> **Entries shown**:
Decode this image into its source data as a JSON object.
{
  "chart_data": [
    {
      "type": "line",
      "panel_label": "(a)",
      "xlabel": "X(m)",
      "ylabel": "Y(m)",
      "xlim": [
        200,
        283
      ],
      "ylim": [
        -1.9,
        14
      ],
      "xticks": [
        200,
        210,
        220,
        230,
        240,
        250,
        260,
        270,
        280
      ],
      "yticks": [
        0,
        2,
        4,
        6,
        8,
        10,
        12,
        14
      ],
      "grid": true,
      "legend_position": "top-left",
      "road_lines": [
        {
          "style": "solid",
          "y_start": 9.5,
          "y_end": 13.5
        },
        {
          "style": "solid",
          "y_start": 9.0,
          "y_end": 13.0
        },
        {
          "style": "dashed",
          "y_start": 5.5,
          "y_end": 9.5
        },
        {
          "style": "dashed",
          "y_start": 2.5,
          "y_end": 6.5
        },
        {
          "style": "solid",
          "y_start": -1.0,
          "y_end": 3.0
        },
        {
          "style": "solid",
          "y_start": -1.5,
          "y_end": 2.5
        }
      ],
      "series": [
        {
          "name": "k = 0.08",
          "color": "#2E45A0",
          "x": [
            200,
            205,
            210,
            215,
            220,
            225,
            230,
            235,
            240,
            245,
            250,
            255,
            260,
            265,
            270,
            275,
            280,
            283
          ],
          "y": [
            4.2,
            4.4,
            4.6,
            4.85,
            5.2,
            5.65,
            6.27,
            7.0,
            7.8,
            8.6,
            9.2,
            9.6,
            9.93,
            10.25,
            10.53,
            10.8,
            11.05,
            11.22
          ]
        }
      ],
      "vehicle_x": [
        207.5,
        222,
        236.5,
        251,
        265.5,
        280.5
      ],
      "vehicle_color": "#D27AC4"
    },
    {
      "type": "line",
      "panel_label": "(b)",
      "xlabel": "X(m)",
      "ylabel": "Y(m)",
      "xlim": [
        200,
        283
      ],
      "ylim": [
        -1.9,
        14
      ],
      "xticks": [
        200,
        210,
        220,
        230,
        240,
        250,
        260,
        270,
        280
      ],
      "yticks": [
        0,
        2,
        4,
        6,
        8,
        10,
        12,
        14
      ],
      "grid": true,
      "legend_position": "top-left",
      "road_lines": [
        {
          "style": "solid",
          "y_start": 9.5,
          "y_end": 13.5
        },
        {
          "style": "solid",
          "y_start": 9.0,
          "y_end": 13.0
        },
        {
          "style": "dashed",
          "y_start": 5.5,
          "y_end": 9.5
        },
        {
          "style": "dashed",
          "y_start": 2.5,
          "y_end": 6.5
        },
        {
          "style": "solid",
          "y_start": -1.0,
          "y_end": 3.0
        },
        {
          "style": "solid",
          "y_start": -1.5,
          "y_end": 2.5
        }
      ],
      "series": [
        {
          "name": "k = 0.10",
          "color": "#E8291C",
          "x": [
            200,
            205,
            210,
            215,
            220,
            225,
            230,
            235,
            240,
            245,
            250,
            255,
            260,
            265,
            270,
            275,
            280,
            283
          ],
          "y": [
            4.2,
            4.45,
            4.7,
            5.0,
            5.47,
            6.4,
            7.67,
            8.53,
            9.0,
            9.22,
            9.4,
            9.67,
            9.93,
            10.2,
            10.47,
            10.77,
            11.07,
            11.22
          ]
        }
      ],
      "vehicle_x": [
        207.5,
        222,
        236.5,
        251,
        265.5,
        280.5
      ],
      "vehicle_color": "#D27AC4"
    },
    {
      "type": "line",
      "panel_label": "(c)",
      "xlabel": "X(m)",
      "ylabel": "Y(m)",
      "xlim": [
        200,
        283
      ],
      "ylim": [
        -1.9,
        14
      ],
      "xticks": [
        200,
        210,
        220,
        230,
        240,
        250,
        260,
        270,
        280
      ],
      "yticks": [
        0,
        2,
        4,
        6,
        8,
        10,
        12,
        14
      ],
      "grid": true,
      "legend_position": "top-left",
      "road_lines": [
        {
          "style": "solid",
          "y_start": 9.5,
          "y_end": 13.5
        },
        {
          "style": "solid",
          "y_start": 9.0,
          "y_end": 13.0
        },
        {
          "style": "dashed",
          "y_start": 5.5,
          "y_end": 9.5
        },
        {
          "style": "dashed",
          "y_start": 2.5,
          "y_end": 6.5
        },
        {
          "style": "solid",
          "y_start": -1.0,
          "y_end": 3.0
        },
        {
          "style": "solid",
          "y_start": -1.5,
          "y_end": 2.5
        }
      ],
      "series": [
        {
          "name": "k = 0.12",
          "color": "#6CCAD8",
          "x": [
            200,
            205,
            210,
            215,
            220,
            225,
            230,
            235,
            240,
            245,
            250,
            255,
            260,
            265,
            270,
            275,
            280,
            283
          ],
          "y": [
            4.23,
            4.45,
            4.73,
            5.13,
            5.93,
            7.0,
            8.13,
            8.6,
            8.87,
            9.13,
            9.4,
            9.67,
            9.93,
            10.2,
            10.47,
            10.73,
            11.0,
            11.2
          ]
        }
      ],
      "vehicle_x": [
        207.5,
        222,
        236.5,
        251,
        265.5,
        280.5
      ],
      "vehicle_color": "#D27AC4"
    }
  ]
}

> **What the task requires**:
Repeat the records above exactly, from the first line to the last.

> **Response below**:
Decode this image into its source data as a JSON object.
{
  "chart_data": [
    {
      "type": "line",
      "panel_label": "(a)",
      "xlabel": "X(m)",
      "ylabel": "Y(m)",
      "xlim": [
        200,
        283
      ],
      "ylim": [
        -1.9,
        14
      ],
      "xticks": [
        200,
        210,
        220,
        230,
        240,
        250,
        260,
        270,
        280
      ],
      "yticks": [
        0,
        2,
        4,
        6,
        8,
        10,
        12,
        14
      ],
      "grid": true,
      "legend_position": "top-left",
      "road_lines": [
        {
          "style": "solid",
          "y_start": 9.5,
          "y_end": 13.5
        },
        {
          "style": "solid",
          "y_start": 9.0,
          "y_end": 13.0
        },
        {
          "style": "dashed",
          "y_start": 5.5,
          "y_end": 9.5
        },
        {
          "style": "dashed",
          "y_start": 2.5,
          "y_end": 6.5
        },
        {
          "style": "solid",
          "y_start": -1.0,
          "y_end": 3.0
        },
        {
          "style": "solid",
          "y_start": -1.5,
          "y_end": 2.5
        }
      ],
      "series": [
        {
          "name": "k = 0.08",
          "color": "#2E45A0",
          "x": [
            200,
            205,
            210,
            215,
            220,
            225,
            230,
            235,
            240,
            245,
            250,
            255,
            260,
            265,
            270,
            275,
            280,
            283
          ],
          "y": [
            4.2,
            4.4,
            4.6,
            4.85,
            5.2,
            5.65,
            6.27,
            7.0,
            7.8,
            8.6,
            9.2,
            9.6,
            9.93,
            10.25,
            10.53,
            10.8,
            11.05,
            11.22
          ]
        }
      ],
      "vehicle_x": [
        207.5,
        222,
        236.5,
        251,
        265.5,
        280.5
      ],
      "vehicle_color": "#D27AC4"
    },
    {
      "type": "line",
      "panel_label": "(b)",
      "xlabel": "X(m)",
      "ylabel": "Y(m)",
      "xlim": [
        200,
        283
      ],
      "ylim": [
        -1.9,
        14
      ],
      "xticks": [
        200,
        210,
        220,
        230,
        240,
        250,
        260,
        270,
        280
      ],
      "yticks": [
        0,
        2,
        4,
        6,
        8,
        10,
        12,
        14
      ],
      "grid": true,
      "legend_position": "top-left",
      "road_lines": [
        {
          "style": "solid",
          "y_start": 9.5,
          "y_end": 13.5
        },
        {
          "style": "solid",
          "y_start": 9.0,
          "y_end": 13.0
        },
        {
          "style": "dashed",
          "y_start": 5.5,
          "y_end": 9.5
        },
        {
          "style": "dashed",
          "y_start": 2.5,
          "y_end": 6.5
        },
        {
          "style": "solid",
          "y_start": -1.0,
          "y_end": 3.0
        },
        {
          "style": "solid",
          "y_start": -1.5,
          "y_end": 2.5
        }
      ],
      "series": [
        {
          "name": "k = 0.10",
          "color": "#E8291C",
          "x": [
            200,
            205,
            210,
            215,
            220,
            225,
            230,
            235,
            240,
            245,
            250,
            255,
            260,
            265,
            270,
            275,
            280,
            283
          ],
          "y": [
            4.2,
            4.45,
            4.7,
            5.0,
            5.47,
            6.4,
            7.67,
            8.53,
            9.0,
            9.22,
            9.4,
            9.67,
            9.93,
            10.2,
            10.47,
            10.77,
            11.07,
            11.22
          ]
        }
      ],
      "vehicle_x": [
        207.5,
        222,
        236.5,
        251,
        265.5,
        280.5
      ],
      "vehicle_color": "#D27AC4"
    },
    {
      "type": "line",
      "panel_label": "(c)",
      "xlabel": "X(m)",
      "ylabel": "Y(m)",
      "xlim": [
        200,
        283
      ],
      "ylim": [
        -1.9,
        14
      ],
      "xticks": [
        200,
        210,
        220,
        230,
        240,
        250,
        260,
        270,
        280
      ],
      "yticks": [
        0,
        2,
        4,
        6,
        8,
        10,
        12,
        14
      ],
      "grid": true,
      "legend_position": "top-left",
      "road_lines": [
        {
          "style": "solid",
          "y_start": 9.5,
          "y_end": 13.5
        },
        {
          "style": "solid",
          "y_start": 9.0,
          "y_end": 13.0
        },
        {
          "style": "dashed",
          "y_start": 5.5,
          "y_end": 9.5
        },
        {
          "style": "dashed",
          "y_start": 2.5,
          "y_end": 6.5
        },
        {
          "style": "solid",
          "y_start": -1.0,
          "y_end": 3.0
        },
        {
          "style": "solid",
          "y_start": -1.5,
          "y_end": 2.5
        }
      ],
      "series": [
        {
          "name": "k = 0.12",
          "color": "#6CCAD8",
          "x": [
            200,
            205,
            210,
            215,
            220,
            225,
            230,
            235,
            240,
            245,
            250,
            255,
            260,
            265,
            270,
            275,
            280,
            283
          ],
          "y": [
            4.23,
            4.45,
            4.73,
            5.13,
            5.93,
            7.0,
            8.13,
            8.6,
            8.87,
            9.13,
            9.4,
            9.67,
            9.93,
            10.2,
            10.47,
            10.73,
            11.0,
            11.2
          ]
        }
      ],
      "vehicle_x": [
        207.5,
        222,
        236.5,
        251,
        265.5,
        280.5
      ],
      "vehicle_color": "#D27AC4"
    }
  ]
}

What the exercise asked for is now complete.